In the event the then fair market value (as so
determined) of the portion of the Capital Stock, evidences of
indebtedness or other securities or non-cash assets so
distributed or of such rights or warrants applicable to one
share of Common Stock is equal to or greater than the Current
Market Price per share of the Common Stock on such record
date, in lieu of the foregoing adjustment, adequate provision
shall be made so that each Holder of a 2006 Note shall have
the right to receive upon conversion the amount of Capital
Stock, evidences of indebtedness or other securities or
non-cash assets so distributed or of such rights or warrants
such holder would have received had such Holder converted each
2006 Note on such record date. In the event that such dividend
or distribution is not so paid or made, the Conversion Price
shall again be adjusted to be the Conversion Price which would
then be in effect if such dividend or distribution had not
been declared. If the Board of Directors determines the fair
market value of any distribution for purposes of this Section
12.06(c) by reference to the actual or when issued trading
market for any securities, it must in doing so consider the
prices in such market over the same period used in computing
the Current Market Price of the Common Stock.
Upon conversion of the 2006 Notes into Common Stock,
to the extent that Company's current or any subsequent
preferred shares rights plan ("Rights Plan") is still in
effect upon such conversion, the Holders of 2006 Notes will
receive, in addition to the Common Stock, the rights described
therein (whether or not the rights have separated from the
Common Stock at the time of conversion), subject to the
limitations set forth in the Rights Plan. Any distribution of
rights or warrants pursuant to a Rights Plan complying with
the requirements set forth in the
18
immediately preceding sentence of this paragraph shall not
constitute a distribution of rights or warrants pursuant to
this Section 12.06(c).
Rights or warrants distributed by the Company to all
holders of Common Stock entitling the holders thereof to
subscribe for or purchase shares of the Company's Capital
Stock (either initially or under certain circumstances), which
rights or warrants, until the occurrence of a specified event
or events ("Trigger Event"): (i) are deemed to be transferred
with such shares of Common Stock; (ii) are not exercisable;
and (iii) are also issued in respect of future issuances of
Common Stock, shall be deemed not to have been distributed for
purposes of this Section 12.06 (and no adjustment to the
Conversion Price under this Section 12.06 will be required)
until the occurrence of the earliest Trigger Event, whereupon
such rights and warrants shall be deemed to have been
distributed and an appropriate adjustment (if any is required)

## Required tasks
a. According to the 2006 Notes conversion provision, why is no adjustment to the Conversion Price required for rights or warrants that meet conditions (i) through (iii) before a Trigger Event? Answer in one to three sentences.
b. Carry the 2006 Notes conversion provision forward from its final words.
The lines after this point are separate material and are not part of the 2006 Notes conversion provision.

## Recorded information
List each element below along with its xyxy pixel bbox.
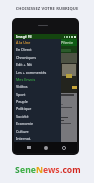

## Results of the tasks
a. Until the earliest Trigger Event occurs, such rights or warrants are deemed not to have been distributed for purposes of Section 12.06. Because they are not treated as distributed, Section 12.06 requires no adjustment to the Conversion Price for them.

b.
to the Conversion Price shall be made under this Section
12.06(c). If any such right or warrant, including any such
existing rights or warrants distributed prior to the date of
this Indenture, are subject to events, upon the occurrence of
which such rights or warrants become exercisable to purchase
different securities, evidences of indebtedness or other
assets, then the date of the occurrence of any and each such
event shall be deemed to be the date of distribution and
record date with respect to new rights or warrants with such
rights (and a termination or expiration of the existing rights
or warrants without exercise by any of the holders thereof).
In addition, in the event of any distribution (or deemed
distribution) of rights or warrants, or any Trigger Event or
other event (of the type described in the preceding sentence)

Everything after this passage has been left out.